>> begin
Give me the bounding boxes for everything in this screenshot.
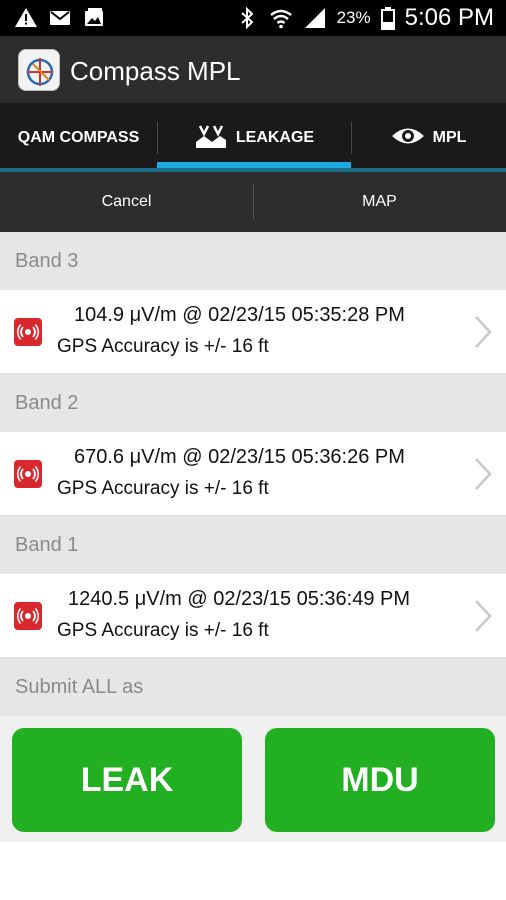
reading-text: 104.9 μV/m @ 02/23/15 05:35:28 PM [74, 304, 405, 326]
mdu-button[interactable]: MDU [265, 728, 495, 832]
status-bar: 23% 5:06 PM [0, 0, 506, 36]
action-bar: Compass MPL [0, 36, 506, 104]
wifi-icon [269, 6, 293, 30]
app-title: Compass MPL [70, 56, 241, 86]
status-time: 5:06 PM [404, 4, 494, 31]
section-header-band-2: Band 2 [0, 374, 506, 432]
section-header-band-1: Band 1 [0, 516, 506, 574]
list-item[interactable]: 670.6 μV/m @ 02/23/15 05:36:26 PM GPS Ac… [0, 432, 506, 516]
mail-icon [48, 6, 72, 30]
reading-text: 670.6 μV/m @ 02/23/15 05:36:26 PM [74, 446, 405, 468]
submit-header: Submit ALL as [0, 658, 506, 716]
screen: 23% 5:06 PM Compass MPL QAM COMPASS LEAK… [0, 0, 506, 900]
tab-label: MPL [432, 129, 467, 146]
sub-action-bar: Cancel MAP [0, 172, 506, 232]
gps-accuracy-text: GPS Accuracy is +/- 16 ft [57, 620, 269, 641]
map-button[interactable]: MAP [253, 172, 506, 232]
leak-signal-icon [14, 460, 42, 488]
chevron-right-icon [472, 598, 494, 634]
section-header-band-3: Band 3 [0, 232, 506, 290]
list-item[interactable]: 104.9 μV/m @ 02/23/15 05:35:28 PM GPS Ac… [0, 290, 506, 374]
leak-signal-icon [14, 318, 42, 346]
bluetooth-icon [235, 6, 259, 30]
leak-signal-icon [14, 602, 42, 630]
gps-accuracy-text: GPS Accuracy is +/- 16 ft [57, 478, 269, 499]
tab-label: QAM COMPASS [17, 129, 140, 146]
tab-bar: QAM COMPASS LEAKAGE MPL [0, 104, 506, 172]
status-bar-right: 23% 5:06 PM [235, 4, 494, 32]
signal-icon [303, 6, 327, 30]
battery-icon [380, 6, 395, 30]
gps-accuracy-text: GPS Accuracy is +/- 16 ft [57, 336, 269, 357]
eye-icon [391, 125, 425, 152]
tab-qam-compass[interactable]: QAM COMPASS [0, 104, 157, 172]
submit-button-area: LEAK MDU [0, 716, 506, 842]
chevron-right-icon [472, 456, 494, 492]
cancel-button[interactable]: Cancel [0, 172, 253, 232]
compass-logo-icon[interactable] [18, 49, 60, 91]
chevron-right-icon [472, 314, 494, 350]
status-bar-left [14, 6, 106, 30]
battery-percent: 23% [336, 8, 371, 27]
list-item[interactable]: 1240.5 μV/m @ 02/23/15 05:36:49 PM GPS A… [0, 574, 506, 658]
leak-button[interactable]: LEAK [12, 728, 242, 832]
tab-mpl[interactable]: MPL [351, 104, 506, 172]
leakage-icon [194, 122, 228, 155]
reading-text: 1240.5 μV/m @ 02/23/15 05:36:49 PM [68, 588, 411, 610]
image-icon [82, 6, 106, 30]
tab-label: LEAKAGE [235, 129, 315, 146]
warning-icon [14, 6, 38, 30]
tab-selected-indicator [157, 162, 351, 168]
>> end
Render every line of the entry above as a JSON list of strings, one string per line, with blank lines and the picture placeholder omitted.

[
  "Give me the bounding boxes for everything in this screenshot.",
  "reading-text: 104.9 μV/m @ 02/23/15 05:35:28 PM [74, 304, 405, 326]",
  "mdu-button[interactable]: MDU [265, 728, 495, 832]",
  "status-bar: 23% 5:06 PM [0, 0, 506, 36]",
  "action-bar: Compass MPL [0, 36, 506, 104]",
  "wifi-icon [269, 6, 293, 30]",
  "app-title: Compass MPL [70, 56, 241, 86]",
  "status-time: 5:06 PM [404, 4, 494, 31]",
  "section-header-band-2: Band 2 [0, 374, 506, 432]",
  "section-header-band-1: Band 1 [0, 516, 506, 574]",
  "list-item[interactable]: 670.6 μV/m @ 02/23/15 05:36:26 PM GPS Ac… [0, 432, 506, 516]",
  "mail-icon [48, 6, 72, 30]",
  "reading-text: 670.6 μV/m @ 02/23/15 05:36:26 PM [74, 446, 405, 468]",
  "submit-header: Submit ALL as [0, 658, 506, 716]",
  "screen: 23% 5:06 PM Compass MPL QAM COMPASS LEAK… [0, 0, 506, 900]",
  "tab-label: MPL [432, 129, 467, 146]",
  "sub-action-bar: Cancel MAP [0, 172, 506, 232]",
  "gps-accuracy-text: GPS Accuracy is +/- 16 ft [57, 620, 269, 641]",
  "map-button[interactable]: MAP [253, 172, 506, 232]",
  "leak-signal-icon [14, 460, 42, 488]",
  "chevron-right-icon [472, 598, 494, 634]",
  "section-header-band-3: Band 3 [0, 232, 506, 290]",
  "list-item[interactable]: 104.9 μV/m @ 02/23/15 05:35:28 PM GPS Ac… [0, 290, 506, 374]",
  "leak-signal-icon [14, 318, 42, 346]",
  "bluetooth-icon [235, 6, 259, 30]",
  "leak-signal-icon [14, 602, 42, 630]",
  "gps-accuracy-text: GPS Accuracy is +/- 16 ft [57, 478, 269, 499]",
  "tab-label: QAM COMPASS [17, 129, 140, 146]",
  "tab-bar: QAM COMPASS LEAKAGE MPL [0, 104, 506, 172]",
  "status-bar-right: 23% 5:06 PM [235, 4, 494, 32]",
  "signal-icon [303, 6, 327, 30]",
  "battery-icon [380, 6, 395, 30]",
  "gps-accuracy-text: GPS Accuracy is +/- 16 ft [57, 336, 269, 357]",
  "eye-icon [391, 125, 425, 152]",
  "tab-qam-compass[interactable]: QAM COMPASS [0, 104, 157, 172]",
  "submit-button-area: LEAK MDU [0, 716, 506, 842]",
  "chevron-right-icon [472, 456, 494, 492]",
  "cancel-button[interactable]: Cancel [0, 172, 253, 232]",
  "compass-logo-icon[interactable] [18, 49, 60, 91]",
  "chevron-right-icon [472, 314, 494, 350]",
  "status-bar-left [14, 6, 106, 30]",
  "battery-percent: 23% [336, 8, 371, 27]",
  "list-item[interactable]: 1240.5 μV/m @ 02/23/15 05:36:49 PM GPS A… [0, 574, 506, 658]",
  "leak-button[interactable]: LEAK [12, 728, 242, 832]",
  "tab-mpl[interactable]: MPL [351, 104, 506, 172]",
  "leakage-icon [194, 122, 228, 155]",
  "reading-text: 1240.5 μV/m @ 02/23/15 05:36:49 PM [68, 588, 411, 610]",
  "image-icon [82, 6, 106, 30]",
  "tab-label: LEAKAGE [235, 129, 315, 146]",
  "warning-icon [14, 6, 38, 30]",
  "tab-selected-indicator [157, 162, 351, 168]"
]